- Records for processing:
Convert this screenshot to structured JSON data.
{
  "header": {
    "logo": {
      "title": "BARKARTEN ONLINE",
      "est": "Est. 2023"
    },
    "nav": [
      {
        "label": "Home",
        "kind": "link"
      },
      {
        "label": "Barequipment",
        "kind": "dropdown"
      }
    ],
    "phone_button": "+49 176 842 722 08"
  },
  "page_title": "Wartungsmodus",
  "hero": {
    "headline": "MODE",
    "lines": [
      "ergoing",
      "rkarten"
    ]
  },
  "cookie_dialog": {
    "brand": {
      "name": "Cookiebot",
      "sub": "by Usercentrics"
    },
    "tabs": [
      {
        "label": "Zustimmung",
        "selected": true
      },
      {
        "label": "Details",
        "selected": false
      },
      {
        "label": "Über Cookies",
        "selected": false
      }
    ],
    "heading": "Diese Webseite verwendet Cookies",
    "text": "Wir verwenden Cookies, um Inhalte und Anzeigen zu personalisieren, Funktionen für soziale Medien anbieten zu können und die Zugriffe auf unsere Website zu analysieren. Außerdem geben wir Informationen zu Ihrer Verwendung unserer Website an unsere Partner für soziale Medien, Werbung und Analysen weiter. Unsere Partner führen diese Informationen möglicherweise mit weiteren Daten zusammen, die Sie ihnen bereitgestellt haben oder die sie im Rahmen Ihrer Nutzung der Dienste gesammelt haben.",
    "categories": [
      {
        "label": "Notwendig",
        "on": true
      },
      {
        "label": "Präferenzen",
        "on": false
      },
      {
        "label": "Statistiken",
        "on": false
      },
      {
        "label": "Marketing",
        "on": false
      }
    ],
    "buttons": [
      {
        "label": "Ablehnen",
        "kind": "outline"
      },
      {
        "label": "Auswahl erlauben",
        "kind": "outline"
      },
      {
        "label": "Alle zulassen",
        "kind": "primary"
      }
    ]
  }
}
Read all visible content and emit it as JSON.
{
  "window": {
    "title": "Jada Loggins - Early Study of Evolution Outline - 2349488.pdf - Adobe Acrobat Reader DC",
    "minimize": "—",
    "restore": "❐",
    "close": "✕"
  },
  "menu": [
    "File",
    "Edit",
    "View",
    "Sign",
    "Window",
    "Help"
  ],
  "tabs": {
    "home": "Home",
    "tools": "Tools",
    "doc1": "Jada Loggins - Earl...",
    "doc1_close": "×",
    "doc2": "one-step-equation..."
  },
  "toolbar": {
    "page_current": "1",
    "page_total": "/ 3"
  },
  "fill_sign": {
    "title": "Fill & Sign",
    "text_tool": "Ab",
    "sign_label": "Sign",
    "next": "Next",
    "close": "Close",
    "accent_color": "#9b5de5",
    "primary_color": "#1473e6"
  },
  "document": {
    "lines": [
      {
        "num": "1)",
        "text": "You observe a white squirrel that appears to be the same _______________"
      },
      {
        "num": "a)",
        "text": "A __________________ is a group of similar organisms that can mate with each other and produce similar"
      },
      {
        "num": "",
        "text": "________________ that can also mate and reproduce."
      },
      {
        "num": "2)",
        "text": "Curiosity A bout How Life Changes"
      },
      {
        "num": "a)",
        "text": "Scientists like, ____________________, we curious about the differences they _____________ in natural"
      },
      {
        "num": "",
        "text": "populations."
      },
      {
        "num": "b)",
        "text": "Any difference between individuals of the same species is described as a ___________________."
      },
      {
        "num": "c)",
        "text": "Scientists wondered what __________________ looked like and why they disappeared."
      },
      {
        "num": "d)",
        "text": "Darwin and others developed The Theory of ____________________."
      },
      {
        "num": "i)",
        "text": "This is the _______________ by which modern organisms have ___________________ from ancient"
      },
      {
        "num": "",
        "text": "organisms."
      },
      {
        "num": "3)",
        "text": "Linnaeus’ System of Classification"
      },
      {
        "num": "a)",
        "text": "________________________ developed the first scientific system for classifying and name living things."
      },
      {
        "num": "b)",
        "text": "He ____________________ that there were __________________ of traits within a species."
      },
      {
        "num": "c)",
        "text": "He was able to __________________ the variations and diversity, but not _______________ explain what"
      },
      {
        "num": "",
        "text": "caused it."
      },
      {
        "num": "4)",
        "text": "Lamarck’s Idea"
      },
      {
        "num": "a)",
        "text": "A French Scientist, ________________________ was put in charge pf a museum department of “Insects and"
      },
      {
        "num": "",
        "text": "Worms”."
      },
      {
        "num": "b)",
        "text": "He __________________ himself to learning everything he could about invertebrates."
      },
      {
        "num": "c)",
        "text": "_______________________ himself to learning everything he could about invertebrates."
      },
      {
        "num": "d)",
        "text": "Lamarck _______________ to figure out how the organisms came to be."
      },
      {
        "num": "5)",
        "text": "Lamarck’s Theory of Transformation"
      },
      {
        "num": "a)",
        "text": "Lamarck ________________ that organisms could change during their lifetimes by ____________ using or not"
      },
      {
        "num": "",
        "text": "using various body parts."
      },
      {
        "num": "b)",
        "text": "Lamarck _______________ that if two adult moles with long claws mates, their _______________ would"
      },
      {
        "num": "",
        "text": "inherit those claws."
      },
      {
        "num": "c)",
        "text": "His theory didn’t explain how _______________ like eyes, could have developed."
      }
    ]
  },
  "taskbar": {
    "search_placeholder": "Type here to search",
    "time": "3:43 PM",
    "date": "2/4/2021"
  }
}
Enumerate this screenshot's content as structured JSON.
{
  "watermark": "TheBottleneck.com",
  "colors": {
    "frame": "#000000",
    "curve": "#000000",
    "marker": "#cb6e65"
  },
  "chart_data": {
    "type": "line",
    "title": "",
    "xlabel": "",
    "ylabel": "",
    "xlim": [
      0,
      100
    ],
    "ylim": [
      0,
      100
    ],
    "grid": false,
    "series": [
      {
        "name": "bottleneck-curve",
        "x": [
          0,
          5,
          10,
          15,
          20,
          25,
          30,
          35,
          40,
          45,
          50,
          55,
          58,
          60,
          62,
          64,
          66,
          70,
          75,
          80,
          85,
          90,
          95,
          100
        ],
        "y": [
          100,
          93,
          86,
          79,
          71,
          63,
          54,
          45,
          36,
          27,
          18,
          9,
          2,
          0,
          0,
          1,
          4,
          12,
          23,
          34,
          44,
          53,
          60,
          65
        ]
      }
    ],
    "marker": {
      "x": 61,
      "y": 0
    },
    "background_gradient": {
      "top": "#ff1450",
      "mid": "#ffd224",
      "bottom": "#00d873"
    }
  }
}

- Aim of the exercise: Tally the lines in this data that hold the word "learning" and state only the count.

- Full response: 2